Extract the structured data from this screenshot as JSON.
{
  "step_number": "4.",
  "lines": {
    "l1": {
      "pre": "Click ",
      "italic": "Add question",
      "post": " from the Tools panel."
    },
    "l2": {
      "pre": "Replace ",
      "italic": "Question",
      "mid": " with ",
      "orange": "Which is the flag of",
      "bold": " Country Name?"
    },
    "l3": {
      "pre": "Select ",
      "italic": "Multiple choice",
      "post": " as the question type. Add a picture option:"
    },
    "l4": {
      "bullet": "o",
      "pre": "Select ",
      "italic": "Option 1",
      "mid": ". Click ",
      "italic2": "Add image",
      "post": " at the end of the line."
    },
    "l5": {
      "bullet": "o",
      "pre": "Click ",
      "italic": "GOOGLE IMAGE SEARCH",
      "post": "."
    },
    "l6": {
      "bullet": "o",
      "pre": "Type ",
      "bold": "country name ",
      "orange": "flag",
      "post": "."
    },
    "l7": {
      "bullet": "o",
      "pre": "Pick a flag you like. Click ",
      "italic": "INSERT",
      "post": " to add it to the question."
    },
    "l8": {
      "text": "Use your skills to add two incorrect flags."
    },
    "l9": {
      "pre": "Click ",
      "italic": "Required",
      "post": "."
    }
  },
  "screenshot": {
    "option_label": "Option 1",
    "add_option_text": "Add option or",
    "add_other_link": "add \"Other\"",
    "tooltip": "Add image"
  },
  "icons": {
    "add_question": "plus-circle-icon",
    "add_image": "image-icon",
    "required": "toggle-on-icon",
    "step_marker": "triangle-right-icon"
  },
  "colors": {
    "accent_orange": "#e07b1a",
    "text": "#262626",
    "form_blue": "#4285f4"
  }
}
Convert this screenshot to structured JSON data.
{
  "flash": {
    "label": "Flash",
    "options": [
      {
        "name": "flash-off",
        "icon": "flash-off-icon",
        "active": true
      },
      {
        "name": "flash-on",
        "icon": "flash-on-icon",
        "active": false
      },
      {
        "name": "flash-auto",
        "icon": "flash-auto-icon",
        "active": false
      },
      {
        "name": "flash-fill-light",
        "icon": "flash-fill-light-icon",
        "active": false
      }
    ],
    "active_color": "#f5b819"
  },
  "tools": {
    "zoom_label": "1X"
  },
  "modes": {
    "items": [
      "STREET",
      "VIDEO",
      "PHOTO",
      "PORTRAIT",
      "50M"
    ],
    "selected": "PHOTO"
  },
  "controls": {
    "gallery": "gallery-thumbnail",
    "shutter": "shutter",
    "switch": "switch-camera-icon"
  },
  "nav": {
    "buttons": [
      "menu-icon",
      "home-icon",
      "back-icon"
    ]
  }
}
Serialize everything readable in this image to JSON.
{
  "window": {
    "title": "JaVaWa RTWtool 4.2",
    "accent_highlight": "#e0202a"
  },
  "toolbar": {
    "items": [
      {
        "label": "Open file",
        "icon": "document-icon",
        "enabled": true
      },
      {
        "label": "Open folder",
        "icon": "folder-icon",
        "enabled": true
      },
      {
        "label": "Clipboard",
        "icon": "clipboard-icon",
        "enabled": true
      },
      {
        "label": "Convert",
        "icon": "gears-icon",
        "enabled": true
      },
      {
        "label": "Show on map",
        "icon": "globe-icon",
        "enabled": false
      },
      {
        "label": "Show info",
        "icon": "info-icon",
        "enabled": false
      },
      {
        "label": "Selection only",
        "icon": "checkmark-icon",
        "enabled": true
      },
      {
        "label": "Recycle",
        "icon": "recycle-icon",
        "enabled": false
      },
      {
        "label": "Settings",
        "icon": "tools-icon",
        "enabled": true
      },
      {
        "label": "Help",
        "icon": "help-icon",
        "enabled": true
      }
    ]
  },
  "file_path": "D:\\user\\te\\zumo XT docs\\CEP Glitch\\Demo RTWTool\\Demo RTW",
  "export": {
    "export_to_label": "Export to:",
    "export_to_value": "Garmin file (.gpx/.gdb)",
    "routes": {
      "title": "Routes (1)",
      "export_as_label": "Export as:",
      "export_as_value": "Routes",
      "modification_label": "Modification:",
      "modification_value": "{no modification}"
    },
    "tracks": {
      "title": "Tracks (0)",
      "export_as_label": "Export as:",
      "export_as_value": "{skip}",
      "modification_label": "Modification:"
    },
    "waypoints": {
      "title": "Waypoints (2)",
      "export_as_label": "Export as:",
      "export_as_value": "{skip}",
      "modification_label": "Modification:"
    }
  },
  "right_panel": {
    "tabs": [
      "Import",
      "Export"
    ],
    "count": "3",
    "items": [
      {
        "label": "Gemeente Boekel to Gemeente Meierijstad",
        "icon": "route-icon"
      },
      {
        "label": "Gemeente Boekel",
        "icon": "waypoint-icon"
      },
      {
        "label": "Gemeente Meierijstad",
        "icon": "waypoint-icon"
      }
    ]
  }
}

Task requirements -
List all lines above in which the string "auto" appears.

Correct output -
        "name": "flash-auto",
        "icon": "flash-auto-icon",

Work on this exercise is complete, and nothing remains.